====== Materials provided ======

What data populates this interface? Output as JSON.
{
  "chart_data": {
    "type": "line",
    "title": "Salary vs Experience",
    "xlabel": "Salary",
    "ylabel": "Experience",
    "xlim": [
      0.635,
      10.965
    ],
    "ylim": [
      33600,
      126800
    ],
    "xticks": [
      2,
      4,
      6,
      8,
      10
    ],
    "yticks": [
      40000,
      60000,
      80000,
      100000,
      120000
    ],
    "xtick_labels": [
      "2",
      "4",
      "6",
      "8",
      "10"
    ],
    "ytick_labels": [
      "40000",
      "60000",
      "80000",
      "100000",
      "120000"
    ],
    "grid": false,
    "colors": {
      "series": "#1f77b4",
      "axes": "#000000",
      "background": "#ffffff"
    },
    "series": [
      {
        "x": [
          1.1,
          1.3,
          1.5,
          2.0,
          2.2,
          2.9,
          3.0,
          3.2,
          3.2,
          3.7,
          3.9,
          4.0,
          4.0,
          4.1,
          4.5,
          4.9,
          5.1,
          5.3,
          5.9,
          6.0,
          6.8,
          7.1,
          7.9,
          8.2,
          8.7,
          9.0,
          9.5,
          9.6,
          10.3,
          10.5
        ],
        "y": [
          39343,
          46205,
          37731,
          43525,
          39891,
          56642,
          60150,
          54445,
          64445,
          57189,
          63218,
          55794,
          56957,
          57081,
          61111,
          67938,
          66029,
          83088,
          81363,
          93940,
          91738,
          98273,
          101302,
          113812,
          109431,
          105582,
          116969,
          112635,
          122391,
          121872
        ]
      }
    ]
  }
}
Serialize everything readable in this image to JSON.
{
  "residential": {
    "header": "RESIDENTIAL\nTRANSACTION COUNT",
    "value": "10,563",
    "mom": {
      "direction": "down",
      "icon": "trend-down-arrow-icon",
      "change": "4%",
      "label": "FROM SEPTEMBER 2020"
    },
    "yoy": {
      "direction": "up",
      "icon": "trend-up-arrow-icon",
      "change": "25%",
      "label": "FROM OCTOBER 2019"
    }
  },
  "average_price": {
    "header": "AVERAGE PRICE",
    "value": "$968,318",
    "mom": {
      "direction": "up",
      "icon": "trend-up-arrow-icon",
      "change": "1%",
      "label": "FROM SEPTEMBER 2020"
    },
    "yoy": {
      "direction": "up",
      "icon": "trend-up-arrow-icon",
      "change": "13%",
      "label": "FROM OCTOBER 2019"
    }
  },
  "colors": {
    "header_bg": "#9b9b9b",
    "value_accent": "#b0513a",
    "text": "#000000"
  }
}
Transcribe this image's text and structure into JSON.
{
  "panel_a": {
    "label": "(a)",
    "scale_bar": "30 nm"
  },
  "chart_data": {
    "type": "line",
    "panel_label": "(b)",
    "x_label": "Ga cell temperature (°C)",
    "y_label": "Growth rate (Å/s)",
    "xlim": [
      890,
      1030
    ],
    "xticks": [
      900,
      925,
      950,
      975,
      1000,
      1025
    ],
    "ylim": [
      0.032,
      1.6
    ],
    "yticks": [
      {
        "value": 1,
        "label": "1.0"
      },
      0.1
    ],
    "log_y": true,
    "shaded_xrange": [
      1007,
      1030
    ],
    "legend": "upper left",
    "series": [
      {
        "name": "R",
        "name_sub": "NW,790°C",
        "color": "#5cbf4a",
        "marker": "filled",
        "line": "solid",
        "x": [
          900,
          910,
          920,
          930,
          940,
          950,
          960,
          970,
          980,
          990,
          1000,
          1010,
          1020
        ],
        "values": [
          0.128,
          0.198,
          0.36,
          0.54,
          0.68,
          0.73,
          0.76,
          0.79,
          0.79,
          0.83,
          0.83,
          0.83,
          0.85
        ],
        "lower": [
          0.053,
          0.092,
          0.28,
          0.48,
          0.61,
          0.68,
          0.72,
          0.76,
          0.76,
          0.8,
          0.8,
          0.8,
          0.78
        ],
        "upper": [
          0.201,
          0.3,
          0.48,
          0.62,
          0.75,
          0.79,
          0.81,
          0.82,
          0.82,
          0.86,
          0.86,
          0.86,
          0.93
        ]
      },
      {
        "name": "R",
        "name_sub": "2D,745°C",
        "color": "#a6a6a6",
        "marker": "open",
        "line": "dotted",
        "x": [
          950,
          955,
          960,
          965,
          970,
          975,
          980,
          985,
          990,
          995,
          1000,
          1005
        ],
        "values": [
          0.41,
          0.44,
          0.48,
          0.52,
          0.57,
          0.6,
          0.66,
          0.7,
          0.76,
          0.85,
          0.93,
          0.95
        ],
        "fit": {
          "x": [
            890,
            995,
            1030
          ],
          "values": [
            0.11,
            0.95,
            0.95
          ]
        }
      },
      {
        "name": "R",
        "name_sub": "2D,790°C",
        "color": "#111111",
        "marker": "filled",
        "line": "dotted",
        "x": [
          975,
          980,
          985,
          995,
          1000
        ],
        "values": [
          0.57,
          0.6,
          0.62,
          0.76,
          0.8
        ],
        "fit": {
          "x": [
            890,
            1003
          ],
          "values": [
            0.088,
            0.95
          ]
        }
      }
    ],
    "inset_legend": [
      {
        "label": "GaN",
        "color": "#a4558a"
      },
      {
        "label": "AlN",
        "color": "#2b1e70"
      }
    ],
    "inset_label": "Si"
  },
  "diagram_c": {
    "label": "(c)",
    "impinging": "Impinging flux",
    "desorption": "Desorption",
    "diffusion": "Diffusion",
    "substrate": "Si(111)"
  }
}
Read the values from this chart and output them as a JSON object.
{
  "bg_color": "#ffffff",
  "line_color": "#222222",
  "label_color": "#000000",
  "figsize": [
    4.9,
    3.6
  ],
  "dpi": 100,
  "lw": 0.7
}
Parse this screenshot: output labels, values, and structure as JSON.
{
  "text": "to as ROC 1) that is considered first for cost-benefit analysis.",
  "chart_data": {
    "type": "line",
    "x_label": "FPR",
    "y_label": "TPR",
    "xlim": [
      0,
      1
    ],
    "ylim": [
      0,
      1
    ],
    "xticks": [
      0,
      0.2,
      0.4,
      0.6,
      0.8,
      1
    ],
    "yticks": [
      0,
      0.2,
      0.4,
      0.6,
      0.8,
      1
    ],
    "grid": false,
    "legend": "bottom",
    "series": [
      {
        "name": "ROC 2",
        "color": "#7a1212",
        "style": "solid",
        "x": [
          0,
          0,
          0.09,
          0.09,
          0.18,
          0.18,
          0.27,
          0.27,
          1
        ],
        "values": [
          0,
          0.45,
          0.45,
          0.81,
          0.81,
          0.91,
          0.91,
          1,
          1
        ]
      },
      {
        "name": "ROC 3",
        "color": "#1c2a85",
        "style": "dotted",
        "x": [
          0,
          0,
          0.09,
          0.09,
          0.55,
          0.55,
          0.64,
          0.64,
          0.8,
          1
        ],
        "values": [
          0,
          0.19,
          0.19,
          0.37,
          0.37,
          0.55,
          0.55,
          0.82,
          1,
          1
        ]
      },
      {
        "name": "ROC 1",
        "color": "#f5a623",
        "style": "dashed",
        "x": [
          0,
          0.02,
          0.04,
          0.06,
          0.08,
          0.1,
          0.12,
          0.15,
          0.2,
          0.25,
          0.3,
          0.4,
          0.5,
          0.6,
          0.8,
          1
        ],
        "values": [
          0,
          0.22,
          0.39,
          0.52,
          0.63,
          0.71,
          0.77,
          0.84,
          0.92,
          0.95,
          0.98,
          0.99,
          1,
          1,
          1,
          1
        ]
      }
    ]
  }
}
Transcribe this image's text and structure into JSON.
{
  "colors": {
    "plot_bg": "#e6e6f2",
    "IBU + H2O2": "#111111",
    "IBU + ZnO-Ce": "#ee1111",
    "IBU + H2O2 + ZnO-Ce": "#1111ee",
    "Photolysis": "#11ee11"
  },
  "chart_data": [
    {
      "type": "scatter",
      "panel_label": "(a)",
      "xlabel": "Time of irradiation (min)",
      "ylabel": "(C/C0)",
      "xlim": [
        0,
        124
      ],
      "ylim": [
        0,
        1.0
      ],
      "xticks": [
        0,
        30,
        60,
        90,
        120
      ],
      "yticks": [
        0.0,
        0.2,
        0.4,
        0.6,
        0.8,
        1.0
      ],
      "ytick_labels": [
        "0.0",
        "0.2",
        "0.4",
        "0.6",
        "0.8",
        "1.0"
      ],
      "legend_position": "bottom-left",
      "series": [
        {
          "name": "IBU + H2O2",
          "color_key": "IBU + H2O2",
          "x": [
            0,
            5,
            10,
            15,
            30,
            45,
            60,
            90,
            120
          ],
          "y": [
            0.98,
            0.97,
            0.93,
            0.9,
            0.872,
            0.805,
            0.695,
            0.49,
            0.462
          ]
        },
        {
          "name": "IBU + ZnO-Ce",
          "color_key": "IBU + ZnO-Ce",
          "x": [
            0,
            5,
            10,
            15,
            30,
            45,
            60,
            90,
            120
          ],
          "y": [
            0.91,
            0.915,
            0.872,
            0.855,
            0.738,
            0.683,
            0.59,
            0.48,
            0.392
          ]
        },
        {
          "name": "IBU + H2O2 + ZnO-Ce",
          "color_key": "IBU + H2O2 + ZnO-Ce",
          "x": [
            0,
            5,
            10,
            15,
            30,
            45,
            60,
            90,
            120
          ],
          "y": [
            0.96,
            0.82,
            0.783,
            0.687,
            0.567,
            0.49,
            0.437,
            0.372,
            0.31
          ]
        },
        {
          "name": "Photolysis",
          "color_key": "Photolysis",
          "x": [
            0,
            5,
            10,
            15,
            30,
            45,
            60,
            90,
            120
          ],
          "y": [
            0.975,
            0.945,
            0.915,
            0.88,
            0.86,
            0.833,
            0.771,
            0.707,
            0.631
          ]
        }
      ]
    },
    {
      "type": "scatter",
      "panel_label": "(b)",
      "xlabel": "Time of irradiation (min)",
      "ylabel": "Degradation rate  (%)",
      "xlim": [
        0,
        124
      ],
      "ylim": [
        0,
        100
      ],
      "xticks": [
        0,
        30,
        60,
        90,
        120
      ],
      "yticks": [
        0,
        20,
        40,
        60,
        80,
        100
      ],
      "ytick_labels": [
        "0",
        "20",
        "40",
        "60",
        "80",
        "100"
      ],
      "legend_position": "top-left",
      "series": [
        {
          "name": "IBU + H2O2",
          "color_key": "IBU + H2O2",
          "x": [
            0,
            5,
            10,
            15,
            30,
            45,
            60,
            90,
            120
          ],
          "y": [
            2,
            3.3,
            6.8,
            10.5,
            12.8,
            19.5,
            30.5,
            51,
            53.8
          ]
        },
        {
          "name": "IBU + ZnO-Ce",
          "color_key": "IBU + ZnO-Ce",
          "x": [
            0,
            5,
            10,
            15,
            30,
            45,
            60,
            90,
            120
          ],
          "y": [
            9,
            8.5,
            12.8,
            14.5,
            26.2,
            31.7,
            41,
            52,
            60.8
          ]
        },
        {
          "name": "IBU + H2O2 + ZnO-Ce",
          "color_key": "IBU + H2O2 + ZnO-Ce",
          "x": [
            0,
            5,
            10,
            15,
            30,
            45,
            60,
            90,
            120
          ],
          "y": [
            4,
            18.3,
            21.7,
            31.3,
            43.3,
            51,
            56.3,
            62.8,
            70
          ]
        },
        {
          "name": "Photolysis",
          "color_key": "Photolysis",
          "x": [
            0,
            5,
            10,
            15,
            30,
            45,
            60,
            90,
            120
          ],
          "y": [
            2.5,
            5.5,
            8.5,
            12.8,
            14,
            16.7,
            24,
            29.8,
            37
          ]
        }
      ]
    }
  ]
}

======

#### Aim
Scan the listing above and copy all lines containing the word "JSON".

#### Task solution
What data populates this interface? Output as JSON.
Serialize everything readable in this image to JSON.
Transcribe this image's text and structure into JSON.
Read the values from this chart and output them as a JSON object.
Parse this screenshot: output labels, values, and structure as JSON.
Transcribe this image's text and structure into JSON.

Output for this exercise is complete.